▸ TASK
Render every line of the material from the one containing "x-tick-label: 80 [790, 482, 816, 508]" down to the one containing "legend-label: After digestion", both included, as a Markdown table with columns No. and Line. Number the rows and omit blank lines.

▸ INPUT DATA
.....

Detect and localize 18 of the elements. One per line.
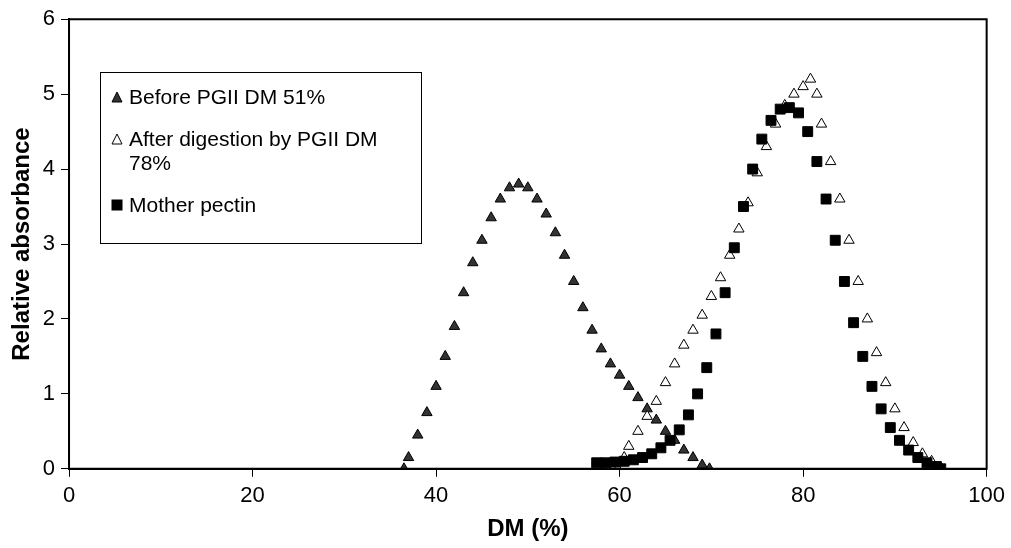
x-tick-label: 80 [790, 482, 816, 508]
legend-label: Before PGII DM 51% [129, 85, 326, 109]
y-axis-title: Relative absorbance [7, 127, 35, 361]
legend-label: Mother pectin [129, 193, 257, 217]
x-axis-title: DM (%) [487, 514, 569, 542]
y-tick-label: 0 [42, 454, 56, 480]
y-tick-label: 1 [42, 379, 56, 405]
x-tick-label: 40 [423, 482, 449, 508]
legend-label: After digestion by PGII DM 78% [129, 127, 379, 175]
y-tick-label: 4 [42, 155, 56, 181]
x-tick-label: 20 [240, 482, 265, 508]
y-tick-label: 2 [42, 305, 56, 330]
x-tick-label: 0 [62, 482, 76, 508]
x-tick-label: 100 [968, 482, 1006, 508]
x-tick-label: 60 [607, 482, 632, 508]
y-tick-label: 6 [42, 5, 56, 31]
y-tick-label: 3 [42, 230, 56, 256]
y-tick-label: 5 [42, 80, 56, 106]
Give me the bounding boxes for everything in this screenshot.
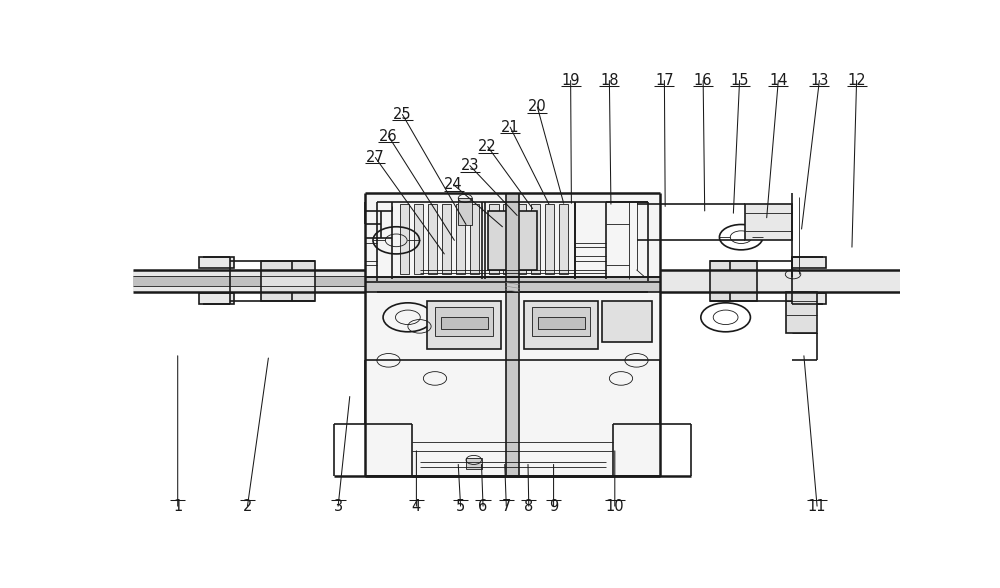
Text: 12: 12: [847, 73, 866, 88]
Text: 18: 18: [600, 73, 619, 88]
Bar: [545, 204, 554, 274]
Bar: [786, 292, 817, 333]
Text: 17: 17: [655, 73, 674, 88]
Text: 25: 25: [393, 107, 412, 122]
Bar: [710, 260, 757, 300]
Bar: [365, 276, 660, 292]
Bar: [517, 204, 526, 274]
Bar: [427, 302, 501, 349]
Bar: [466, 457, 482, 469]
Bar: [545, 204, 554, 274]
Bar: [199, 293, 234, 304]
Bar: [133, 276, 365, 286]
Text: 15: 15: [730, 73, 749, 88]
Bar: [442, 204, 451, 274]
Bar: [470, 204, 479, 274]
Bar: [435, 307, 493, 336]
Text: 14: 14: [769, 73, 788, 88]
Text: 23: 23: [461, 158, 479, 173]
Bar: [470, 204, 479, 274]
Bar: [365, 276, 660, 282]
Bar: [517, 204, 526, 274]
Bar: [792, 257, 826, 268]
Text: 24: 24: [444, 177, 463, 192]
Bar: [532, 307, 590, 336]
Bar: [792, 293, 826, 304]
Bar: [400, 204, 409, 274]
Bar: [428, 204, 437, 274]
Text: 21: 21: [501, 119, 519, 135]
Bar: [365, 193, 660, 476]
Bar: [489, 204, 499, 274]
Bar: [441, 318, 488, 329]
Bar: [538, 318, 585, 329]
Text: 13: 13: [810, 73, 829, 88]
Bar: [261, 260, 315, 300]
Bar: [531, 204, 540, 274]
Text: 6: 6: [478, 499, 488, 513]
Bar: [435, 307, 493, 336]
Bar: [456, 204, 465, 274]
Bar: [489, 204, 499, 274]
Bar: [503, 204, 512, 274]
Bar: [559, 204, 568, 274]
Text: 27: 27: [366, 150, 385, 165]
Bar: [199, 257, 234, 268]
Text: 8: 8: [524, 499, 533, 513]
Bar: [745, 204, 792, 240]
Bar: [786, 292, 817, 333]
Bar: [466, 457, 482, 469]
Bar: [503, 204, 512, 274]
Bar: [792, 257, 826, 268]
Text: 10: 10: [605, 499, 624, 513]
Text: 7: 7: [502, 499, 511, 513]
Bar: [261, 260, 315, 300]
Bar: [442, 204, 451, 274]
Bar: [532, 307, 590, 336]
Bar: [524, 302, 598, 349]
Bar: [531, 204, 540, 274]
Bar: [414, 204, 423, 274]
Bar: [458, 198, 472, 225]
Bar: [602, 302, 652, 342]
Text: 26: 26: [379, 129, 398, 143]
Bar: [133, 270, 365, 292]
Text: 2: 2: [243, 499, 252, 513]
Bar: [559, 204, 568, 274]
Bar: [745, 204, 792, 240]
Bar: [602, 302, 652, 342]
Bar: [441, 318, 488, 329]
Text: 20: 20: [528, 99, 547, 114]
Text: 11: 11: [808, 499, 826, 513]
Bar: [400, 204, 409, 274]
Bar: [414, 204, 423, 274]
Bar: [458, 198, 472, 225]
Bar: [488, 211, 537, 270]
Text: 19: 19: [561, 73, 580, 88]
Text: 22: 22: [478, 139, 497, 154]
Text: 3: 3: [334, 499, 343, 513]
Bar: [538, 318, 585, 329]
Text: 5: 5: [456, 499, 465, 513]
Bar: [710, 260, 757, 300]
Bar: [524, 302, 598, 349]
Bar: [428, 204, 437, 274]
Bar: [792, 293, 826, 304]
Text: 9: 9: [549, 499, 558, 513]
Bar: [427, 302, 501, 349]
Bar: [199, 293, 234, 304]
Text: 1: 1: [173, 499, 182, 513]
Bar: [456, 204, 465, 274]
Bar: [660, 270, 900, 292]
Bar: [488, 211, 537, 270]
Bar: [199, 257, 234, 268]
Bar: [506, 193, 519, 476]
Text: 16: 16: [694, 73, 712, 88]
Text: 4: 4: [412, 499, 421, 513]
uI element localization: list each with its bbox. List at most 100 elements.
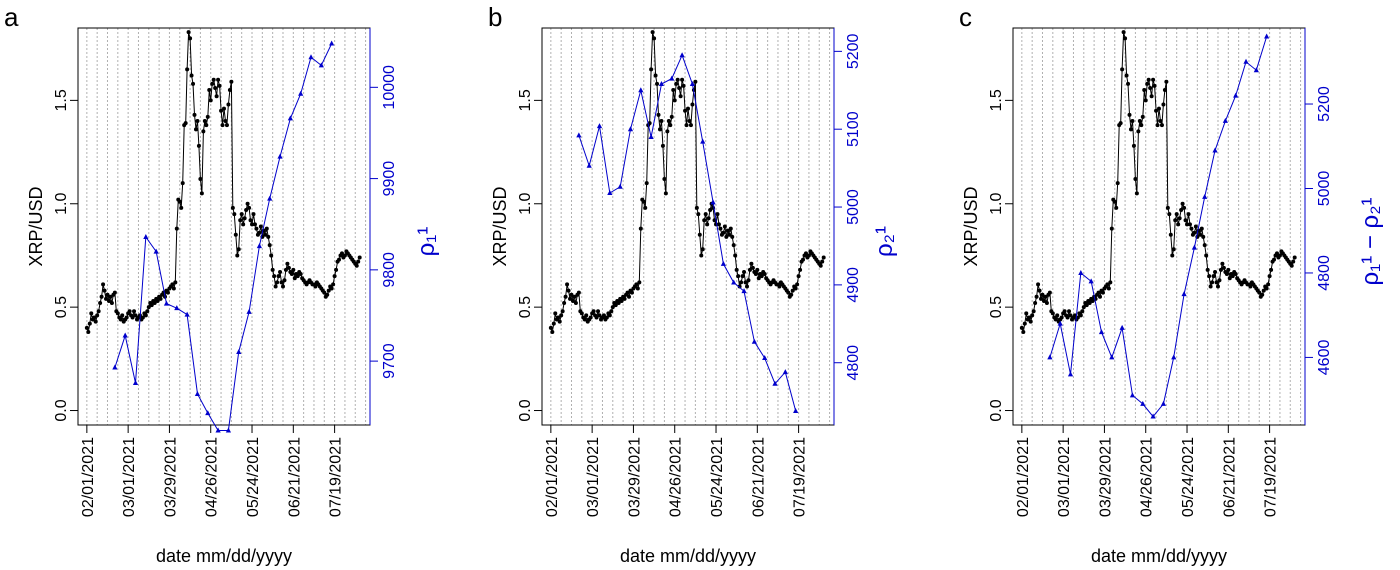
price-point [204,123,209,128]
price-point [130,315,135,320]
rho-point [1129,392,1136,398]
price-point [84,325,89,330]
price-point [702,218,707,223]
rho-point [669,75,675,81]
price-point [337,257,342,262]
price-point [1167,212,1172,217]
price-point [1065,315,1070,320]
price-point [588,315,593,320]
price-point [1040,292,1045,297]
price-point [551,321,556,326]
price-point [195,119,200,124]
price-point [1180,201,1185,206]
price-point [697,232,702,237]
plot-frame [541,27,835,426]
price-point [104,296,109,301]
price-point [742,269,747,274]
x-tick-label: 04/26/2021 [668,437,685,517]
rho-point [576,132,582,138]
price-point [548,325,553,330]
price-point [759,274,764,279]
price-point [566,288,571,293]
price-point [1148,85,1153,90]
panel-b: b 02/01/2021 03/01/2021 03/29/2021 04/26/202… [488,2,898,566]
gridlines [550,28,831,425]
price-point [705,222,710,227]
y-tick-label: 0.0 [53,399,70,421]
price-point [736,274,741,279]
price-point [1067,309,1072,314]
price-point [331,282,336,287]
price-point [728,226,733,231]
rho-point [658,81,665,87]
rho-point [246,308,252,314]
price-point [666,119,671,124]
price-point [641,199,646,204]
rho-point [762,355,768,361]
rho-line [1049,36,1268,418]
rho-line [114,43,333,431]
price-point [199,191,204,196]
y-tick-label-right: 5000 [1316,171,1333,207]
rho-line [578,53,797,412]
price-point [285,261,290,266]
price-point [638,226,643,231]
price-point [694,205,699,210]
price-point [584,313,589,318]
price-point [1174,212,1179,217]
price-point [700,247,705,252]
price-point [1112,199,1117,204]
price-point [272,274,277,279]
price-point [179,205,184,210]
x-tick-label: 02/01/2021 [1015,437,1032,517]
price-point [821,255,826,260]
price-point [1118,121,1123,126]
price-point [671,88,676,93]
y-tick-label: 1.0 [53,193,70,215]
price-point [1274,251,1279,256]
price-point [230,205,235,210]
price-point [684,123,689,128]
price-point [106,298,111,303]
price-point [1183,218,1188,223]
rho-point [132,380,139,386]
price-point [1162,88,1167,93]
price-point [1213,269,1218,274]
y-tick-label-right: 5200 [845,33,862,69]
price-point [1161,102,1166,107]
price-point [278,269,283,274]
price-point [238,218,243,223]
x-axis-title: date mm/dd/yyyy [1091,546,1227,566]
price-point [1227,276,1232,281]
price-point [680,77,685,82]
y-tick-label: 1.5 [988,89,1005,111]
price-point [706,216,711,221]
price-point [1096,290,1101,295]
price-point [183,121,188,126]
price-point [789,292,794,297]
price-point [145,309,150,314]
price-point [226,102,231,107]
price-point [1176,222,1181,227]
price-point [173,280,178,285]
rho-point [267,195,273,201]
x-tick-label: 04/26/2021 [204,437,221,517]
price-point [1210,280,1215,285]
price-point [229,79,234,84]
price-point [755,267,760,272]
price-point [1131,143,1136,148]
price-point [610,305,615,310]
y-tick-label-right: 4600 [1316,340,1333,376]
price-point [653,73,658,78]
rho-point [1098,329,1105,335]
price-point [205,114,210,119]
rho-point [607,190,613,196]
price-point [241,222,246,227]
price-point [643,205,648,210]
price-point [1062,309,1067,314]
price-point [1199,226,1204,231]
rho-point [194,390,201,396]
price-point [146,305,151,310]
y-tick-label: 0.0 [988,399,1005,421]
price-point [669,114,674,119]
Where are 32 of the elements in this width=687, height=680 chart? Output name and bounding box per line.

.....

▸ IN RESPONSE
| No. | Line |
|---|---|
| 1 | x-tick-label: 80 [790, 482, 816, 508] |
| 2 | legend-label: Before PGII DM 51% [129, 85, 326, 109] |
| 3 | y-axis-title: Relative absorbance [7, 127, 35, 361] |
| 4 | legend-label: Mother pectin [129, 193, 257, 217] |
| 5 | x-axis-title: DM (%) [487, 514, 569, 542] |
| 6 | y-tick-label: 0 [42, 454, 56, 480] |
| 7 | y-tick-label: 1 [42, 379, 56, 405] |
| 8 | x-tick-label: 40 [423, 482, 449, 508] |
| 9 | legend-label: After digestion by PGII DM 78% [129, 127, 379, 175] |